Dataset records:
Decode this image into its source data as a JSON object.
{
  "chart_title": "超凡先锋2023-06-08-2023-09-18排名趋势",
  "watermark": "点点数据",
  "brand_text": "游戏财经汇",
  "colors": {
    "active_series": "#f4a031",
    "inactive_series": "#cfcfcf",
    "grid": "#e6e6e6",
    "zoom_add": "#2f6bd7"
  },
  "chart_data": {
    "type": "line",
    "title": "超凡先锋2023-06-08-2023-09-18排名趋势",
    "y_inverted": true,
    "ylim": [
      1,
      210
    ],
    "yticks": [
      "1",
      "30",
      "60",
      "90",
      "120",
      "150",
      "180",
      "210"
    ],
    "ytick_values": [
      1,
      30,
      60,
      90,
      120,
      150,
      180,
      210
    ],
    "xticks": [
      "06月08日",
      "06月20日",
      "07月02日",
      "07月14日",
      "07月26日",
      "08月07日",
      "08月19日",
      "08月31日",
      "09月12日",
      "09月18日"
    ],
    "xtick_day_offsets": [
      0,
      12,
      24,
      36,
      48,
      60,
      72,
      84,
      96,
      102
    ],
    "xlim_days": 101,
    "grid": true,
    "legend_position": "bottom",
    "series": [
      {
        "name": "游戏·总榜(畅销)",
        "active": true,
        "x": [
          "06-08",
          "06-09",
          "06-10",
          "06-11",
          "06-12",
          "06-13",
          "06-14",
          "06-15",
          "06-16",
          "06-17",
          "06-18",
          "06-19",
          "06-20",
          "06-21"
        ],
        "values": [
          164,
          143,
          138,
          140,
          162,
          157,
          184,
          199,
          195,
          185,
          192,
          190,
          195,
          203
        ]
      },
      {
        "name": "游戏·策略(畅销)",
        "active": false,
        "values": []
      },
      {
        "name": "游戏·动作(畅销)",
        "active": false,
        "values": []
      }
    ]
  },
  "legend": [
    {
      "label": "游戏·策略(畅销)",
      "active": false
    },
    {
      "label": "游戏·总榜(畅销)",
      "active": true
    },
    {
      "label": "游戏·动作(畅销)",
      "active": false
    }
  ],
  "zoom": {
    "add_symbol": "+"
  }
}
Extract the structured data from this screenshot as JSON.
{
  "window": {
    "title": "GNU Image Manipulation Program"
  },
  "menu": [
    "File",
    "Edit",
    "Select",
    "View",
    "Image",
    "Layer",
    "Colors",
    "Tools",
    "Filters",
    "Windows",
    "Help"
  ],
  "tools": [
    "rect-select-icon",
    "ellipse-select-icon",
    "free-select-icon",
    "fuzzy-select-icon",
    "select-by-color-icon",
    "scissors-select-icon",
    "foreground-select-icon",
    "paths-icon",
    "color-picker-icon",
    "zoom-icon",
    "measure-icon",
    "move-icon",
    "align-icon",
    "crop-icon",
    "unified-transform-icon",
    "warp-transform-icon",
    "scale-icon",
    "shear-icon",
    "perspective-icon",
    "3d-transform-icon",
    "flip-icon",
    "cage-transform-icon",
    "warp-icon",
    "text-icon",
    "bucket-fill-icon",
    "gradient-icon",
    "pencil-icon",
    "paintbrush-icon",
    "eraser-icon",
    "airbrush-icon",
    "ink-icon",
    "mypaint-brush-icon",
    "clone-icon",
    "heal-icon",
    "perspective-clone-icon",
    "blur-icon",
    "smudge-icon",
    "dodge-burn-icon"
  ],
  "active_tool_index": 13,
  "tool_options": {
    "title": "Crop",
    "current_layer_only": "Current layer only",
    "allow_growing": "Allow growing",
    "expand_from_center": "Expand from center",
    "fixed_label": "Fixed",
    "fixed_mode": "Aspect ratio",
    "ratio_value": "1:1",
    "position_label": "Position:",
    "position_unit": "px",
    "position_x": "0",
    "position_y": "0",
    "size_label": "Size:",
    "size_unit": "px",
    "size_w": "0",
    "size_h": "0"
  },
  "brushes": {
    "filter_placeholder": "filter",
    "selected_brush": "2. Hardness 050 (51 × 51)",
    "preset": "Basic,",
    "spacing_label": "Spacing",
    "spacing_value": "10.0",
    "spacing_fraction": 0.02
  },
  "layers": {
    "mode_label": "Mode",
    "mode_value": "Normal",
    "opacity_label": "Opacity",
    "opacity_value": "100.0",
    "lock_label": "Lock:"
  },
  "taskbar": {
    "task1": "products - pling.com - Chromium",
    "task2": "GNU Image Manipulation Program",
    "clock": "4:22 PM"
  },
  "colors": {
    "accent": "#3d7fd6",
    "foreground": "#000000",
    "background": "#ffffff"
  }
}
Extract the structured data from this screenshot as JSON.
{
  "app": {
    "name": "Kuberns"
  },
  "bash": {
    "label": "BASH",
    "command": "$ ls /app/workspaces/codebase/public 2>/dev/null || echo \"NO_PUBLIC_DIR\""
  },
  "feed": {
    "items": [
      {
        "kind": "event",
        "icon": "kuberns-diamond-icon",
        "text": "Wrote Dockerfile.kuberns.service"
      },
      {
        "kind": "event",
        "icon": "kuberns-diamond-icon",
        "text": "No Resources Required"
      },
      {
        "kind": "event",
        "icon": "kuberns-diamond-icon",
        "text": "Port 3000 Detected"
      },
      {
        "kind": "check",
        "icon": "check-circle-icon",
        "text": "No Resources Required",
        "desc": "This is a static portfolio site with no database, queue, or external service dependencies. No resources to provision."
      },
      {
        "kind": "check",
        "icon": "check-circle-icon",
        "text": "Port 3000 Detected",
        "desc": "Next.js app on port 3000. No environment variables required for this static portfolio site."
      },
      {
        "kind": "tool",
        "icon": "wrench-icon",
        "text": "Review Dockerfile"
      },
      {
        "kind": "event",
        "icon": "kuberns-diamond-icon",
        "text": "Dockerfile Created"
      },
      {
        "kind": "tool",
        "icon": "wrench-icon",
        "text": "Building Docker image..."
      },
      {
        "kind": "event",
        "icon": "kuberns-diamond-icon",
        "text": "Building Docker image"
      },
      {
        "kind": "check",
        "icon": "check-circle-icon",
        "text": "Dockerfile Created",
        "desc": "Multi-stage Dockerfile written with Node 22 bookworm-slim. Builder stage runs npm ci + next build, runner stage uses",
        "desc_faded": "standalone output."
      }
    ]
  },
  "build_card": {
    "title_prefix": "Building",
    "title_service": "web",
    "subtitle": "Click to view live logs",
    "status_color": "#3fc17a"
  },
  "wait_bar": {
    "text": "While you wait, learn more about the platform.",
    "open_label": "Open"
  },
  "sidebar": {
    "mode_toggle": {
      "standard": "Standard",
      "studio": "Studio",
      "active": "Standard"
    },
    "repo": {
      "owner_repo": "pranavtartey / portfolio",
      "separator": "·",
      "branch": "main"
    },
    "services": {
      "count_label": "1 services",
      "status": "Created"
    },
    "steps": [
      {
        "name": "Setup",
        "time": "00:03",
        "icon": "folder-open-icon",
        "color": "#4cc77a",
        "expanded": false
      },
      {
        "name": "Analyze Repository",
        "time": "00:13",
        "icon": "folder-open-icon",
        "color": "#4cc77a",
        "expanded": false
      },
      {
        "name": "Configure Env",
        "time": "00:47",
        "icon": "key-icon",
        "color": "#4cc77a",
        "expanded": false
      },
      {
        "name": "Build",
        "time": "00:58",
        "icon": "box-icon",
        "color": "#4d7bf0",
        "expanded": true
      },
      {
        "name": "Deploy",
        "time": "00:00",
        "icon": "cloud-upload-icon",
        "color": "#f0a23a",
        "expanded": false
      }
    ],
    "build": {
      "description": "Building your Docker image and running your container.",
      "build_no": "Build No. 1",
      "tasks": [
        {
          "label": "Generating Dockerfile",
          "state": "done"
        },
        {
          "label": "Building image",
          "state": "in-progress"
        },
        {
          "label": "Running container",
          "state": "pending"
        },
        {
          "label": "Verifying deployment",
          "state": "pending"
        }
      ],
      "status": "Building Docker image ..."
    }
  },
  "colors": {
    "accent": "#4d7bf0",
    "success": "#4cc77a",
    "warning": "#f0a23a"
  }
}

WHAT YOU HAVE TO DO:
Please list every line of the records that contains "foreground".

FINISHED ANSWER:
    "foreground-select-icon",
    "foreground": "#000000",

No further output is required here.